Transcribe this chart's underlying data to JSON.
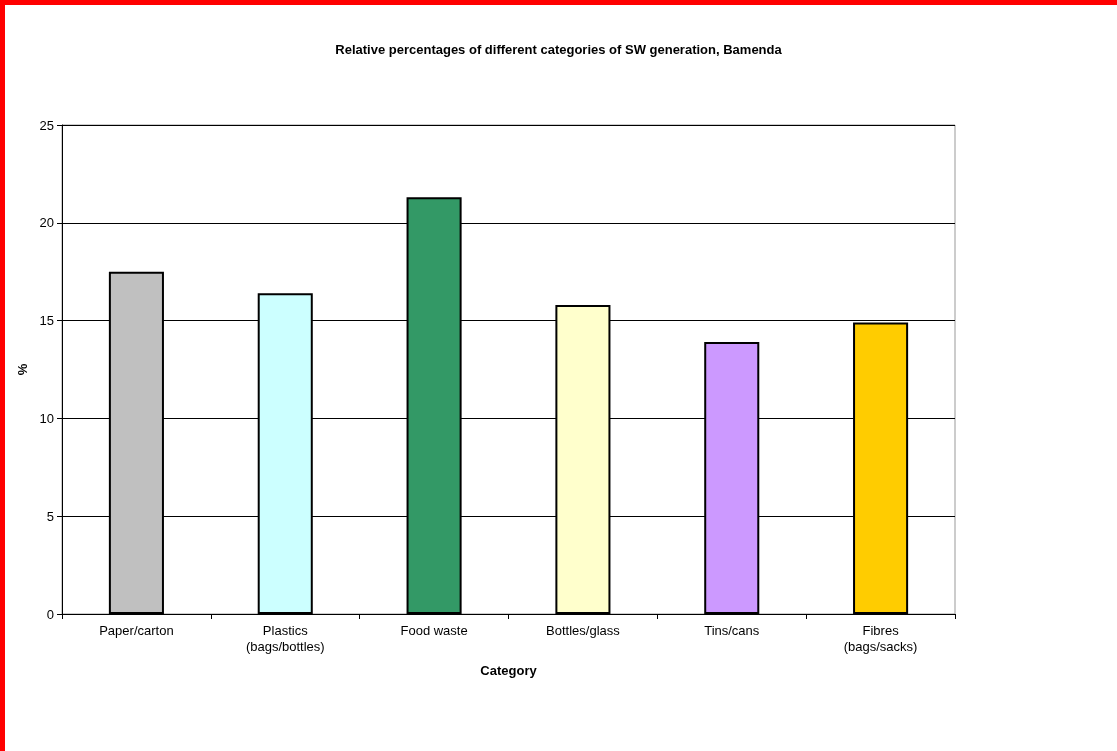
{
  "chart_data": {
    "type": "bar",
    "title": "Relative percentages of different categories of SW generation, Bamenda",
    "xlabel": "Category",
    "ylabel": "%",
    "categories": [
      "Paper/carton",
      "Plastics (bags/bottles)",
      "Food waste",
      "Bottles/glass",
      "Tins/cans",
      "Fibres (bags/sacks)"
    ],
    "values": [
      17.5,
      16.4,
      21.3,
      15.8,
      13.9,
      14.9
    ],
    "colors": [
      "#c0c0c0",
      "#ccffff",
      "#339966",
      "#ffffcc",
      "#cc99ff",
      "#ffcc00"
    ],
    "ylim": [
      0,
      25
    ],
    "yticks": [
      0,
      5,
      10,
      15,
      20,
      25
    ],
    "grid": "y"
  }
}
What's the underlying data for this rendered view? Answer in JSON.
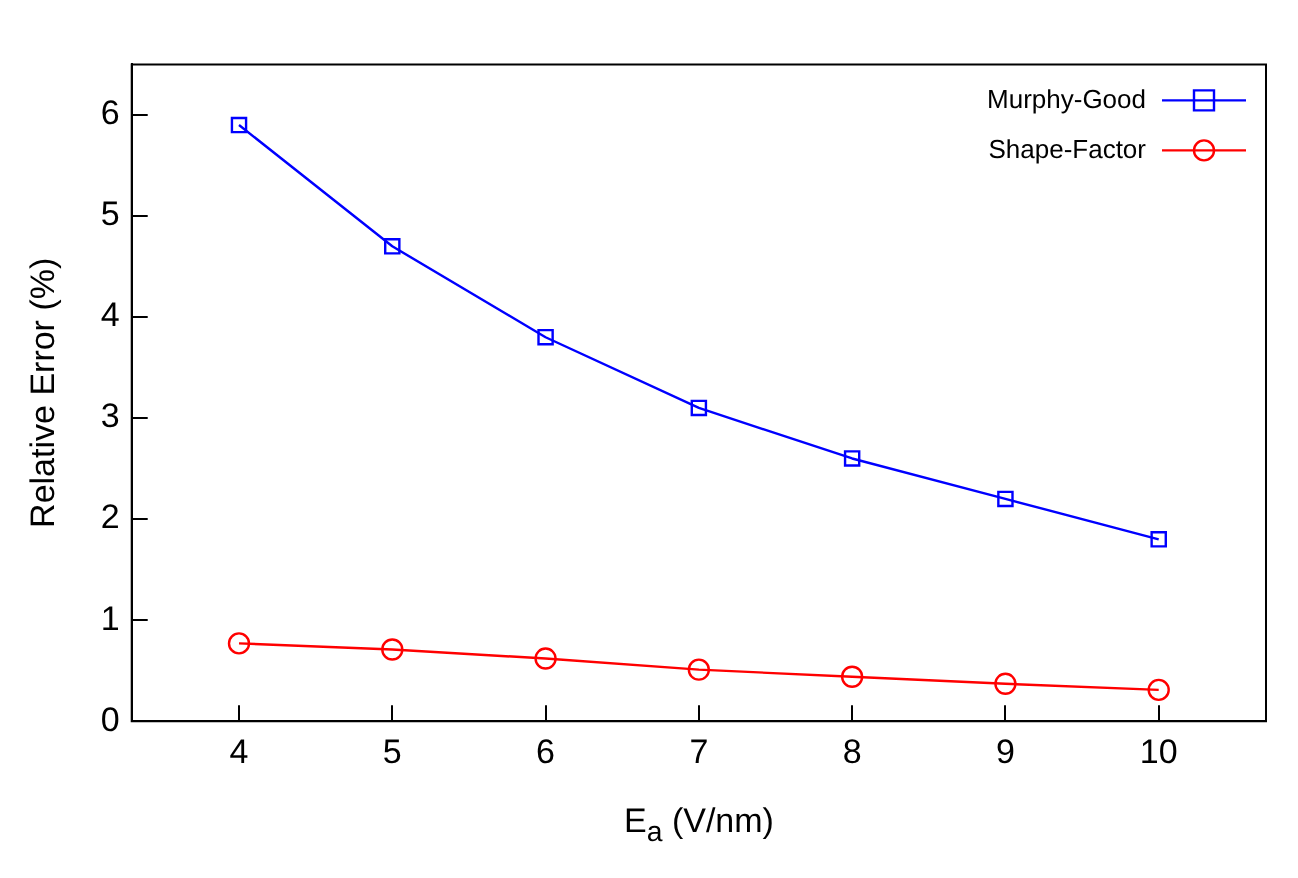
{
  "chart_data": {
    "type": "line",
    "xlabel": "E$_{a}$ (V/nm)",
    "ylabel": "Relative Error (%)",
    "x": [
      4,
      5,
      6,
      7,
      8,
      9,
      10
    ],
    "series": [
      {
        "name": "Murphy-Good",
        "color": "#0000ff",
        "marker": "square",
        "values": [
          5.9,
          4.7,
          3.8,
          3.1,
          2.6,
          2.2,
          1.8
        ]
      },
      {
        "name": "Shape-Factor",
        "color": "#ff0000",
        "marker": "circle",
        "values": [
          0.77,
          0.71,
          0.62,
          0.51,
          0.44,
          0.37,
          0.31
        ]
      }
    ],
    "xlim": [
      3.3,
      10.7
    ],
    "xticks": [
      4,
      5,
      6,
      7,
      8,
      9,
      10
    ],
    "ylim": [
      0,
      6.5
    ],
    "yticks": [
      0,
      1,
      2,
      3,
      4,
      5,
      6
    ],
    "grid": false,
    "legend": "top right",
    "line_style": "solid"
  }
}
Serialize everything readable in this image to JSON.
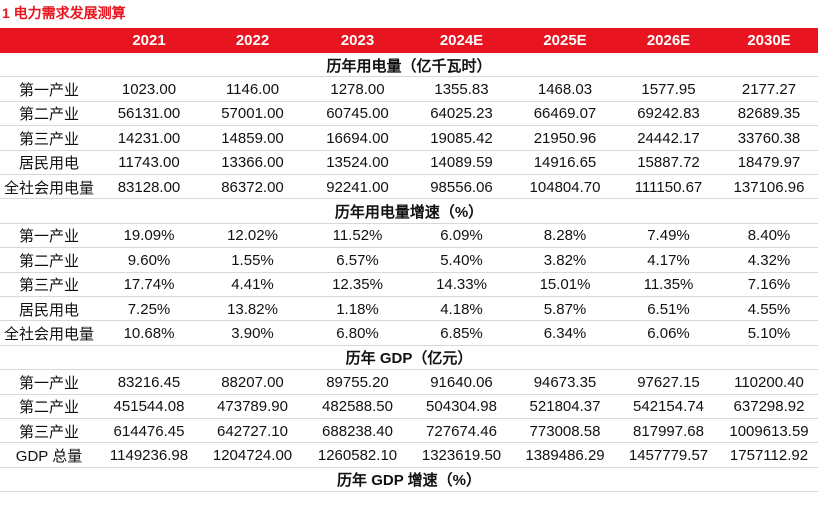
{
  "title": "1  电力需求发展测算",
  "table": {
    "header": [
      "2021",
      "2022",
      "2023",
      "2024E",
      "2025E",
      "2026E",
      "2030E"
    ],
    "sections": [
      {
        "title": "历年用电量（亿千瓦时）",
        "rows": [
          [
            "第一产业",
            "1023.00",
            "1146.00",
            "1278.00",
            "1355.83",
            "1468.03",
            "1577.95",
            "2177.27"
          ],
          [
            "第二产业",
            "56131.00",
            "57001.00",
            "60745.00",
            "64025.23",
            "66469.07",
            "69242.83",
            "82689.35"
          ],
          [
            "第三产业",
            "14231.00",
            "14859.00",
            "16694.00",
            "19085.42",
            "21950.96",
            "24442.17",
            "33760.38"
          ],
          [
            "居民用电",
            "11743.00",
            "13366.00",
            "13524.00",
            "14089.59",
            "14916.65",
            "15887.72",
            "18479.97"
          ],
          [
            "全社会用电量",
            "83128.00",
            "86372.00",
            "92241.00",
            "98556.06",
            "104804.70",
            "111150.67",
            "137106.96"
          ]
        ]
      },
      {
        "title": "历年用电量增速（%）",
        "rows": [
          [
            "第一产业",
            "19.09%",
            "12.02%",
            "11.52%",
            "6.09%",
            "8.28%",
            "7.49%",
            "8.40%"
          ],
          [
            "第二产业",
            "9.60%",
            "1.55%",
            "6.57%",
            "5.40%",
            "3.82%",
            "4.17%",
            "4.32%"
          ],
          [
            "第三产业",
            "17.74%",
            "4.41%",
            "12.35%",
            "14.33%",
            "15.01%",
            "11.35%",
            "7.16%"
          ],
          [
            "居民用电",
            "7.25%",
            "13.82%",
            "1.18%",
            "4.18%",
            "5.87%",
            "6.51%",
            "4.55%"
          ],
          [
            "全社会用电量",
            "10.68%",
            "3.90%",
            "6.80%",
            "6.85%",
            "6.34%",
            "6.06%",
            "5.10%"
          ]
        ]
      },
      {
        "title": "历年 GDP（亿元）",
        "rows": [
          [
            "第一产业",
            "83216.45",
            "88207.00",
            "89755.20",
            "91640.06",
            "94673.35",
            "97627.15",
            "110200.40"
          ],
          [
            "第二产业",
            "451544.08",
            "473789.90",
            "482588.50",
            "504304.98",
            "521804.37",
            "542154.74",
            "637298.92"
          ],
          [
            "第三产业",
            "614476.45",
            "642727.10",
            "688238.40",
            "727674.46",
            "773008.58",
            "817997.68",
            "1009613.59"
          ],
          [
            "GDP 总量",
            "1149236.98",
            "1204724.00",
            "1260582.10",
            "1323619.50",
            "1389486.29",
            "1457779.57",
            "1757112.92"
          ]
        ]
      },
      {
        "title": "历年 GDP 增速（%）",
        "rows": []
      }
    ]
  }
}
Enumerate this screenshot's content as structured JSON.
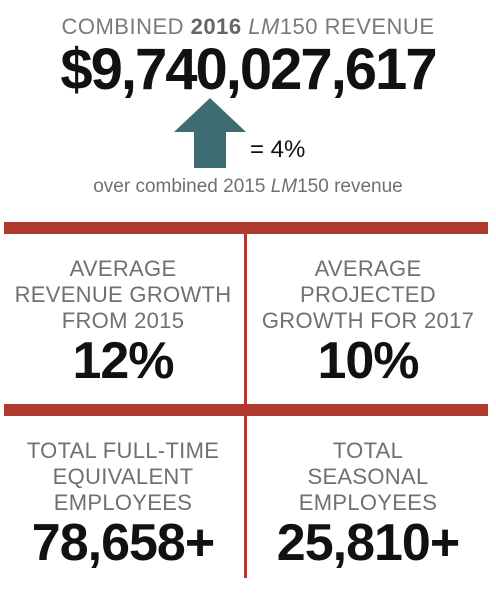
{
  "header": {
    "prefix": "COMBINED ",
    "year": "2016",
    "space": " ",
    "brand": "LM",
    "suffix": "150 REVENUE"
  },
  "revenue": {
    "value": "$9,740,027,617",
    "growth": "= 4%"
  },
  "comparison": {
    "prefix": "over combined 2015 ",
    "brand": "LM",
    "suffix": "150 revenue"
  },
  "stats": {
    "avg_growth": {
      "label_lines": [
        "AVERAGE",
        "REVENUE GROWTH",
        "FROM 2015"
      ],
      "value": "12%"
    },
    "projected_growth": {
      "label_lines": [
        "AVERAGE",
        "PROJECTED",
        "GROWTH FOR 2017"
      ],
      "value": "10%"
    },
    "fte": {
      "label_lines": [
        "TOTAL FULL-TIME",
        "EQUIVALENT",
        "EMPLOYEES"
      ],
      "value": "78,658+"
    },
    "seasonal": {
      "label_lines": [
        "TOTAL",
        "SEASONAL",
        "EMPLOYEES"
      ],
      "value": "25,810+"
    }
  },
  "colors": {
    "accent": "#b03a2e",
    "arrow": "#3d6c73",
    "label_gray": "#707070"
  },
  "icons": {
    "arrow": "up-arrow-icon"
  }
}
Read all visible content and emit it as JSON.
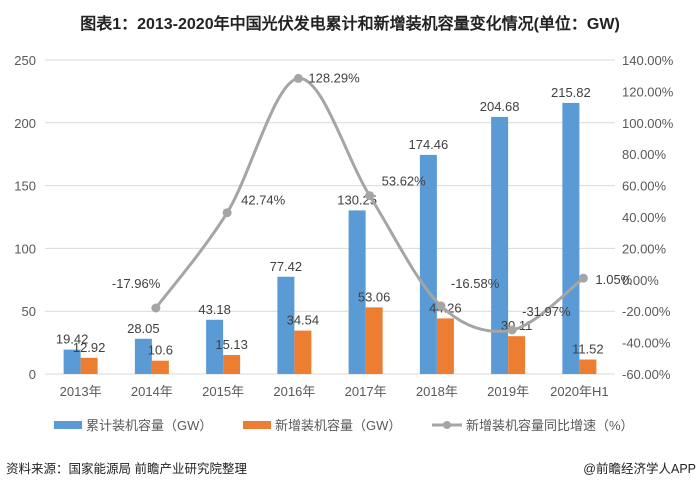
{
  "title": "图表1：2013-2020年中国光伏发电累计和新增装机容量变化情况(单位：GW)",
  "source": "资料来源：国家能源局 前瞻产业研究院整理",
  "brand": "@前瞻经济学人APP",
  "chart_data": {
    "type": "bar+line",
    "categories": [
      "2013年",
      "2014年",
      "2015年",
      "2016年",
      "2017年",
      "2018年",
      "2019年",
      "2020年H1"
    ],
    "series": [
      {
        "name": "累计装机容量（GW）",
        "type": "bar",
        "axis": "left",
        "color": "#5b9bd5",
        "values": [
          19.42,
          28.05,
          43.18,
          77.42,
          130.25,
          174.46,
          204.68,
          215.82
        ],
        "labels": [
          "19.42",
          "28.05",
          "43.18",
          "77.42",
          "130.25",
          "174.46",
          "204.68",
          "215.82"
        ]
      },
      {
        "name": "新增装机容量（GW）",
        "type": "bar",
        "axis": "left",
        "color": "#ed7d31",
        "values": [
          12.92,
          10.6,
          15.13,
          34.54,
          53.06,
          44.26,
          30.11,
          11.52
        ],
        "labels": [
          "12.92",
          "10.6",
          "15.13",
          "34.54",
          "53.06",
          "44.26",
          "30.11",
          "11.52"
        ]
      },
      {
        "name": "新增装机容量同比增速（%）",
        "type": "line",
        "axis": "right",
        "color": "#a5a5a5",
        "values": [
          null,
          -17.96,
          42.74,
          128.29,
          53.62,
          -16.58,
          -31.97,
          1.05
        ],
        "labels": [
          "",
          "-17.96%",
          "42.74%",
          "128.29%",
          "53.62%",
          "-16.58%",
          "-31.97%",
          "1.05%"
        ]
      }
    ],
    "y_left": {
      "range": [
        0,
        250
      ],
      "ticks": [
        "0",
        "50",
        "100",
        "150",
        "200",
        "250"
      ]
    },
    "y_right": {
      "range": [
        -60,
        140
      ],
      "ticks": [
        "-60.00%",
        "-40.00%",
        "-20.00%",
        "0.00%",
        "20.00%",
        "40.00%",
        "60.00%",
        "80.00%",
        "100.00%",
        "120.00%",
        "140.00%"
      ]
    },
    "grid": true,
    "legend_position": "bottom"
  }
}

########################################

* **EXERCISE AIM**
Of the lines in the entries, how many include the word "bags"? State only the number.

* **RESULT OF THE TASK**
2